- Material shown -
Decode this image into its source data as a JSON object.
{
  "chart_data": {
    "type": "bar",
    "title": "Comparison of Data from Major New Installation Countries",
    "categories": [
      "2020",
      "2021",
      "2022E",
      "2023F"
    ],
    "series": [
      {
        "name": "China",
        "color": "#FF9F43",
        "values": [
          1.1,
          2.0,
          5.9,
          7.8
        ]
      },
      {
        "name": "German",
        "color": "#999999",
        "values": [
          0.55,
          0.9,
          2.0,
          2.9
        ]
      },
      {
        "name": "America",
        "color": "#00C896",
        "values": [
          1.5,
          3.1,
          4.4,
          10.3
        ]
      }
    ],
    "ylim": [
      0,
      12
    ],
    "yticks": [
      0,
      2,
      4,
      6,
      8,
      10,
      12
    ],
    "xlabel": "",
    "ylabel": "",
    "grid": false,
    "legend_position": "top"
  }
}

- Short task -
Check each line above for the word "name" and copy the ones that have it.

- Result for this exercise -
        "name": "China",
        "name": "German",
        "name": "America",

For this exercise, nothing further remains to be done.